All of the records listed below should be retyped exactly.

Material:
=======

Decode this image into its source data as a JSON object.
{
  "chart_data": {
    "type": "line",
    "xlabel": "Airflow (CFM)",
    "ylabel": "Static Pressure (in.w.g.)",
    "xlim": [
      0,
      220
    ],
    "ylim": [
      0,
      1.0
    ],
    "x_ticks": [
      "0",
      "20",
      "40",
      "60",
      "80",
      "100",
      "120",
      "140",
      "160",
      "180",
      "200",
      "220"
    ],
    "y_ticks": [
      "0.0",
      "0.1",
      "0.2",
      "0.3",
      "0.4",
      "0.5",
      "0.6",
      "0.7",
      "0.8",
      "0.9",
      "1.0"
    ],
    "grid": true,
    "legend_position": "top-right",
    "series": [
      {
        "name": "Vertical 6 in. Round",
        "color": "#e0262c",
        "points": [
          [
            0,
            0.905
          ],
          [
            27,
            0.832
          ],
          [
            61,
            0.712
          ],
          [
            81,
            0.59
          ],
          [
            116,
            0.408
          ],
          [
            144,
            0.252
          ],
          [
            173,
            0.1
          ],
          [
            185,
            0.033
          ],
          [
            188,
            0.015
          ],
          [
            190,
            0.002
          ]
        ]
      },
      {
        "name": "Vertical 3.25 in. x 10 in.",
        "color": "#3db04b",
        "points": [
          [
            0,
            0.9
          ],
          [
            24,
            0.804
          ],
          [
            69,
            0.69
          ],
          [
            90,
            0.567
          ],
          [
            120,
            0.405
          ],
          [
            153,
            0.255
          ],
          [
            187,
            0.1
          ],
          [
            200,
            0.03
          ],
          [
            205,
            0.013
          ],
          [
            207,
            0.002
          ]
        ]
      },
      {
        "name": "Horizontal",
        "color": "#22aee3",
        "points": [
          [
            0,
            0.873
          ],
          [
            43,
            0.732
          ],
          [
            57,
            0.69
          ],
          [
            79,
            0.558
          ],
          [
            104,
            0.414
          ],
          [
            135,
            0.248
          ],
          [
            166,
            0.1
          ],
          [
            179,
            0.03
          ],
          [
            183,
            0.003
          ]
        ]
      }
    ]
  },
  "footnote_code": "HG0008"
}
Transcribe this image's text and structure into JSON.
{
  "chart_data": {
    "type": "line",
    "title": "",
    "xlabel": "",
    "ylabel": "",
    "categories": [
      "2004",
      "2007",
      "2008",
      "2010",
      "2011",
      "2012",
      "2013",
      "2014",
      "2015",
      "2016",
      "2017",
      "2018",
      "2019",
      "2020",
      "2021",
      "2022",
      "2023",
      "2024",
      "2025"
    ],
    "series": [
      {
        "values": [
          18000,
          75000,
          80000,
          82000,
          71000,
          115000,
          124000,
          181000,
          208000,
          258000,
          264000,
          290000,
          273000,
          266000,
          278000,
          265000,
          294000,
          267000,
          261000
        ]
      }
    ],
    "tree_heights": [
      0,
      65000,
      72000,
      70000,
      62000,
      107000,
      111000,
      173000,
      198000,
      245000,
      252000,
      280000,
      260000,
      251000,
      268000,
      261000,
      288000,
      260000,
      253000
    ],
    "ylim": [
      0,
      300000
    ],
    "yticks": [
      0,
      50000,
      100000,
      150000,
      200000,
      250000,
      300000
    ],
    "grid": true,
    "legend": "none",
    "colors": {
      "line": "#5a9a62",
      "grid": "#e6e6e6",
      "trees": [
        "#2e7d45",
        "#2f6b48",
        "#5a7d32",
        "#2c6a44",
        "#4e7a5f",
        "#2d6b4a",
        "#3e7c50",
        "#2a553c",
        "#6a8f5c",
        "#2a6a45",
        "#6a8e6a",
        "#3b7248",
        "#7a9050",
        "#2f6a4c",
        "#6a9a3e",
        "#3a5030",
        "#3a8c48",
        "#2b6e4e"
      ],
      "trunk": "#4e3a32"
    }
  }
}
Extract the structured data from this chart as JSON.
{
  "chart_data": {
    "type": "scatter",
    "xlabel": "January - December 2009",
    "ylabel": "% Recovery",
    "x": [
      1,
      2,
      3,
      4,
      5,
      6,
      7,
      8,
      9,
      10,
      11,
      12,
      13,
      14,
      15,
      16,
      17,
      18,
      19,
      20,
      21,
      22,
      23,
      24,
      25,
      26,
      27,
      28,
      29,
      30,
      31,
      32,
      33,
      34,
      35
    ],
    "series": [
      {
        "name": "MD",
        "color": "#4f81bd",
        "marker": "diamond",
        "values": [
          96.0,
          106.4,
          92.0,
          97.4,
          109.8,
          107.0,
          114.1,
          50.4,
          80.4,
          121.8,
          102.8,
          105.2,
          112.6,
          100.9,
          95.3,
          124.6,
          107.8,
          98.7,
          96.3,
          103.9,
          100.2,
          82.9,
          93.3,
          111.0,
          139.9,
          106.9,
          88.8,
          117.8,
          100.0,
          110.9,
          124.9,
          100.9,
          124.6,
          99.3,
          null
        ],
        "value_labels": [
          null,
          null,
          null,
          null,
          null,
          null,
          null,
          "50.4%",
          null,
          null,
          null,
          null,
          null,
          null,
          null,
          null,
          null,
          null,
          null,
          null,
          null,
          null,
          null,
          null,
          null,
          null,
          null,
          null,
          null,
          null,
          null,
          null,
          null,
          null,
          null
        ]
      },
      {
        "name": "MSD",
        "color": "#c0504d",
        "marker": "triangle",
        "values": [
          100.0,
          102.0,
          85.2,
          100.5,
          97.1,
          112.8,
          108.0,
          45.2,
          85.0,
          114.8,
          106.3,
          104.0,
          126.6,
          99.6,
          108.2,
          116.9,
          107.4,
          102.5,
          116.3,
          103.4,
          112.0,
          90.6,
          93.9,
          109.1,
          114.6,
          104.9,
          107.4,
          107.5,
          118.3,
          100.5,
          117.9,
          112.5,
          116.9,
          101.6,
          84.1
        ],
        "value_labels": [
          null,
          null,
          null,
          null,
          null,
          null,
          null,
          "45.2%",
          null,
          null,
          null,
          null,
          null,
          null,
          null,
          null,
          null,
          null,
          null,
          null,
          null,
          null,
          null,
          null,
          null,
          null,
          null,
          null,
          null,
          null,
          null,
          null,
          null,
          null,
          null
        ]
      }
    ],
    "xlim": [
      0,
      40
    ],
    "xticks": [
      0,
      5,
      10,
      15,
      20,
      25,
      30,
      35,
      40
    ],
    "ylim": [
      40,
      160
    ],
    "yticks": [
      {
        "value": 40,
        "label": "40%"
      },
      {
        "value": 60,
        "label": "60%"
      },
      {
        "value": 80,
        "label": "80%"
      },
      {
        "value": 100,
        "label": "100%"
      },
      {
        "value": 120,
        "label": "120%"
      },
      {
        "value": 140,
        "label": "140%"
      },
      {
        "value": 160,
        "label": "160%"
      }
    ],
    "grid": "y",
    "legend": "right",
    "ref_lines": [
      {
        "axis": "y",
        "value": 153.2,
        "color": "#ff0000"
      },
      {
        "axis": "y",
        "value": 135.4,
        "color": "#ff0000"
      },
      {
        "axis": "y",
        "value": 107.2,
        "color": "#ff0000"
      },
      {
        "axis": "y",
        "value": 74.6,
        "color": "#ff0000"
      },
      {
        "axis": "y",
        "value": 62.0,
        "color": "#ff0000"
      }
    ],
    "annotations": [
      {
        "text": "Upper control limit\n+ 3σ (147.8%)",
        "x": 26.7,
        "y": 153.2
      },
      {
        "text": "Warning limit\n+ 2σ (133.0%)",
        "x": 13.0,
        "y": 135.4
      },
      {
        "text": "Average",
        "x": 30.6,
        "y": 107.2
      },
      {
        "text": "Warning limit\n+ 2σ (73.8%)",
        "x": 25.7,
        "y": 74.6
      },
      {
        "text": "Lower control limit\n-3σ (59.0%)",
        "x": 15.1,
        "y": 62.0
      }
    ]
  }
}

=======

Exercise result:
Decode this image into its source data as a JSON object.
{
  "chart_data": {
    "type": "line",
    "xlabel": "Airflow (CFM)",
    "ylabel": "Static Pressure (in.w.g.)",
    "xlim": [
      0,
      220
    ],
    "ylim": [
      0,
      1.0
    ],
    "x_ticks": [
      "0",
      "20",
      "40",
      "60",
      "80",
      "100",
      "120",
      "140",
      "160",
      "180",
      "200",
      "220"
    ],
    "y_ticks": [
      "0.0",
      "0.1",
      "0.2",
      "0.3",
      "0.4",
      "0.5",
      "0.6",
      "0.7",
      "0.8",
      "0.9",
      "1.0"
    ],
    "grid": true,
    "legend_position": "top-right",
    "series": [
      {
        "name": "Vertical 6 in. Round",
        "color": "#e0262c",
        "points": [
          [
            0,
            0.905
          ],
          [
            27,
            0.832
          ],
          [
            61,
            0.712
          ],
          [
            81,
            0.59
          ],
          [
            116,
            0.408
          ],
          [
            144,
            0.252
          ],
          [
            173,
            0.1
          ],
          [
            185,
            0.033
          ],
          [
            188,
            0.015
          ],
          [
            190,
            0.002
          ]
        ]
      },
      {
        "name": "Vertical 3.25 in. x 10 in.",
        "color": "#3db04b",
        "points": [
          [
            0,
            0.9
          ],
          [
            24,
            0.804
          ],
          [
            69,
            0.69
          ],
          [
            90,
            0.567
          ],
          [
            120,
            0.405
          ],
          [
            153,
            0.255
          ],
          [
            187,
            0.1
          ],
          [
            200,
            0.03
          ],
          [
            205,
            0.013
          ],
          [
            207,
            0.002
          ]
        ]
      },
      {
        "name": "Horizontal",
        "color": "#22aee3",
        "points": [
          [
            0,
            0.873
          ],
          [
            43,
            0.732
          ],
          [
            57,
            0.69
          ],
          [
            79,
            0.558
          ],
          [
            104,
            0.414
          ],
          [
            135,
            0.248
          ],
          [
            166,
            0.1
          ],
          [
            179,
            0.03
          ],
          [
            183,
            0.003
          ]
        ]
      }
    ]
  },
  "footnote_code": "HG0008"
}
Transcribe this image's text and structure into JSON.
{
  "chart_data": {
    "type": "line",
    "title": "",
    "xlabel": "",
    "ylabel": "",
    "categories": [
      "2004",
      "2007",
      "2008",
      "2010",
      "2011",
      "2012",
      "2013",
      "2014",
      "2015",
      "2016",
      "2017",
      "2018",
      "2019",
      "2020",
      "2021",
      "2022",
      "2023",
      "2024",
      "2025"
    ],
    "series": [
      {
        "values": [
          18000,
          75000,
          80000,
          82000,
          71000,
          115000,
          124000,
          181000,
          208000,
          258000,
          264000,
          290000,
          273000,
          266000,
          278000,
          265000,
          294000,
          267000,
          261000
        ]
      }
    ],
    "tree_heights": [
      0,
      65000,
      72000,
      70000,
      62000,
      107000,
      111000,
      173000,
      198000,
      245000,
      252000,
      280000,
      260000,
      251000,
      268000,
      261000,
      288000,
      260000,
      253000
    ],
    "ylim": [
      0,
      300000
    ],
    "yticks": [
      0,
      50000,
      100000,
      150000,
      200000,
      250000,
      300000
    ],
    "grid": true,
    "legend": "none",
    "colors": {
      "line": "#5a9a62",
      "grid": "#e6e6e6",
      "trees": [
        "#2e7d45",
        "#2f6b48",
        "#5a7d32",
        "#2c6a44",
        "#4e7a5f",
        "#2d6b4a",
        "#3e7c50",
        "#2a553c",
        "#6a8f5c",
        "#2a6a45",
        "#6a8e6a",
        "#3b7248",
        "#7a9050",
        "#2f6a4c",
        "#6a9a3e",
        "#3a5030",
        "#3a8c48",
        "#2b6e4e"
      ],
      "trunk": "#4e3a32"
    }
  }
}
Extract the structured data from this chart as JSON.
{
  "chart_data": {
    "type": "scatter",
    "xlabel": "January - December 2009",
    "ylabel": "% Recovery",
    "x": [
      1,
      2,
      3,
      4,
      5,
      6,
      7,
      8,
      9,
      10,
      11,
      12,
      13,
      14,
      15,
      16,
      17,
      18,
      19,
      20,
      21,
      22,
      23,
      24,
      25,
      26,
      27,
      28,
      29,
      30,
      31,
      32,
      33,
      34,
      35
    ],
    "series": [
      {
        "name": "MD",
        "color": "#4f81bd",
        "marker": "diamond",
        "values": [
          96.0,
          106.4,
          92.0,
          97.4,
          109.8,
          107.0,
          114.1,
          50.4,
          80.4,
          121.8,
          102.8,
          105.2,
          112.6,
          100.9,
          95.3,
          124.6,
          107.8,
          98.7,
          96.3,
          103.9,
          100.2,
          82.9,
          93.3,
          111.0,
          139.9,
          106.9,
          88.8,
          117.8,
          100.0,
          110.9,
          124.9,
          100.9,
          124.6,
          99.3,
          null
        ],
        "value_labels": [
          null,
          null,
          null,
          null,
          null,
          null,
          null,
          "50.4%",
          null,
          null,
          null,
          null,
          null,
          null,
          null,
          null,
          null,
          null,
          null,
          null,
          null,
          null,
          null,
          null,
          null,
          null,
          null,
          null,
          null,
          null,
          null,
          null,
          null,
          null,
          null
        ]
      },
      {
        "name": "MSD",
        "color": "#c0504d",
        "marker": "triangle",
        "values": [
          100.0,
          102.0,
          85.2,
          100.5,
          97.1,
          112.8,
          108.0,
          45.2,
          85.0,
          114.8,
          106.3,
          104.0,
          126.6,
          99.6,
          108.2,
          116.9,
          107.4,
          102.5,
          116.3,
          103.4,
          112.0,
          90.6,
          93.9,
          109.1,
          114.6,
          104.9,
          107.4,
          107.5,
          118.3,
          100.5,
          117.9,
          112.5,
          116.9,
          101.6,
          84.1
        ],
        "value_labels": [
          null,
          null,
          null,
          null,
          null,
          null,
          null,
          "45.2%",
          null,
          null,
          null,
          null,
          null,
          null,
          null,
          null,
          null,
          null,
          null,
          null,
          null,
          null,
          null,
          null,
          null,
          null,
          null,
          null,
          null,
          null,
          null,
          null,
          null,
          null,
          null
        ]
      }
    ],
    "xlim": [
      0,
      40
    ],
    "xticks": [
      0,
      5,
      10,
      15,
      20,
      25,
      30,
      35,
      40
    ],
    "ylim": [
      40,
      160
    ],
    "yticks": [
      {
        "value": 40,
        "label": "40%"
      },
      {
        "value": 60,
        "label": "60%"
      },
      {
        "value": 80,
        "label": "80%"
      },
      {
        "value": 100,
        "label": "100%"
      },
      {
        "value": 120,
        "label": "120%"
      },
      {
        "value": 140,
        "label": "140%"
      },
      {
        "value": 160,
        "label": "160%"
      }
    ],
    "grid": "y",
    "legend": "right",
    "ref_lines": [
      {
        "axis": "y",
        "value": 153.2,
        "color": "#ff0000"
      },
      {
        "axis": "y",
        "value": 135.4,
        "color": "#ff0000"
      },
      {
        "axis": "y",
        "value": 107.2,
        "color": "#ff0000"
      },
      {
        "axis": "y",
        "value": 74.6,
        "color": "#ff0000"
      },
      {
        "axis": "y",
        "value": 62.0,
        "color": "#ff0000"
      }
    ],
    "annotations": [
      {
        "text": "Upper control limit\n+ 3σ (147.8%)",
        "x": 26.7,
        "y": 153.2
      },
      {
        "text": "Warning limit\n+ 2σ (133.0%)",
        "x": 13.0,
        "y": 135.4
      },
      {
        "text": "Average",
        "x": 30.6,
        "y": 107.2
      },
      {
        "text": "Warning limit\n+ 2σ (73.8%)",
        "x": 25.7,
        "y": 74.6
      },
      {
        "text": "Lower control limit\n-3σ (59.0%)",
        "x": 15.1,
        "y": 62.0
      }
    ]
  }
}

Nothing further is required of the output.